(Data records)

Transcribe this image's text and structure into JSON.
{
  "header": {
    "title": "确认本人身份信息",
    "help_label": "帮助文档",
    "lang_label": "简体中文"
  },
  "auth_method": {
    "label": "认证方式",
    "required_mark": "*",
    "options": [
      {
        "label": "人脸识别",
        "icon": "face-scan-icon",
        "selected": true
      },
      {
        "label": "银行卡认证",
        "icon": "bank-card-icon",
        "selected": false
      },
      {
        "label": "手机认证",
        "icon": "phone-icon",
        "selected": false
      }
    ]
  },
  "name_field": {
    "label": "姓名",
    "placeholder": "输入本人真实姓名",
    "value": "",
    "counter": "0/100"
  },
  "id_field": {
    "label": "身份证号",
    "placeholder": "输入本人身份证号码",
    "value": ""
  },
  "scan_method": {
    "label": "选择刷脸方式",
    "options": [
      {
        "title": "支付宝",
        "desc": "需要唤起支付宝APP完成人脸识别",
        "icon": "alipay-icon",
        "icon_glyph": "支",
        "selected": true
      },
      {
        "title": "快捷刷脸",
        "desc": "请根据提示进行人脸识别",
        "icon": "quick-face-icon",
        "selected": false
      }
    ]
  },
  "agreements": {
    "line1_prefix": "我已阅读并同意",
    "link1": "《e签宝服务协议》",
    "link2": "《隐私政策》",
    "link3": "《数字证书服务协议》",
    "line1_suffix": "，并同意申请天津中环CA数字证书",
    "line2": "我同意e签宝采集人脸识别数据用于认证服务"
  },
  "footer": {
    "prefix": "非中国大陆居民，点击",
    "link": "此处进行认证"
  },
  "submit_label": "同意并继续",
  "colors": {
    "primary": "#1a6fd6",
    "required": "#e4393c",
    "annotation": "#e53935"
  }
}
--
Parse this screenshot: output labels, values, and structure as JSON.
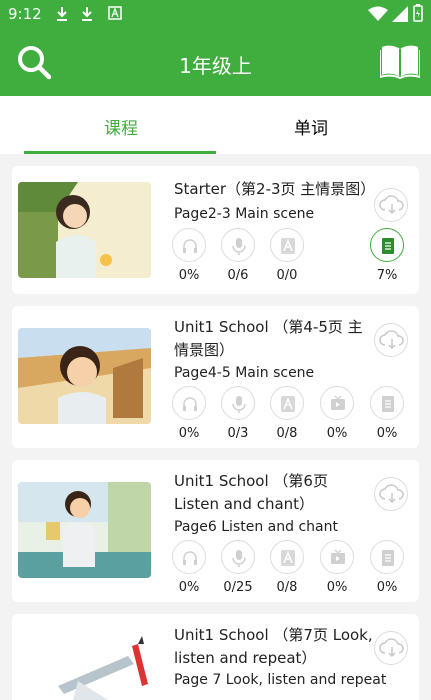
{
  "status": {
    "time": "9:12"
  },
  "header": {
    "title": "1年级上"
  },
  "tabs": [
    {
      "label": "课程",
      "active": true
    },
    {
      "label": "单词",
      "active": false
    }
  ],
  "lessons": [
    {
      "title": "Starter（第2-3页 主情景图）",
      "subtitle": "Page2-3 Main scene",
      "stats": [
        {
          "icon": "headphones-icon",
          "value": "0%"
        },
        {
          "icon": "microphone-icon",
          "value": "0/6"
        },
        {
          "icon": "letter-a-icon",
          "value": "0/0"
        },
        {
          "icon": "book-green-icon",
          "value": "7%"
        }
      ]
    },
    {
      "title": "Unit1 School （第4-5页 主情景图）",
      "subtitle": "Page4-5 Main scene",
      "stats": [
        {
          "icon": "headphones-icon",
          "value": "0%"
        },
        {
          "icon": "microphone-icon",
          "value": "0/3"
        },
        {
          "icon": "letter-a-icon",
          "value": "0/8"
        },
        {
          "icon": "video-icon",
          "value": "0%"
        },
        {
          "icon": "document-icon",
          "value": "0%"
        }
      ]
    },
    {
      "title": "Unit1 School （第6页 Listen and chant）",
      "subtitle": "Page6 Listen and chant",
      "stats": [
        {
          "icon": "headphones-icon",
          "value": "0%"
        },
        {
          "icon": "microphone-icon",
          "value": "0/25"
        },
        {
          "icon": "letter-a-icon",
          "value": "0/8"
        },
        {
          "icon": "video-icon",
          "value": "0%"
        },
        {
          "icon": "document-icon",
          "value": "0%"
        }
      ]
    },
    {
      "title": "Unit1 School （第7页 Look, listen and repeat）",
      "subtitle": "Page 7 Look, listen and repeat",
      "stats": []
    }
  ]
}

> Exercise goal
In the records above, how many lines include "repeat"? Give that number and nothing more.

> The response
2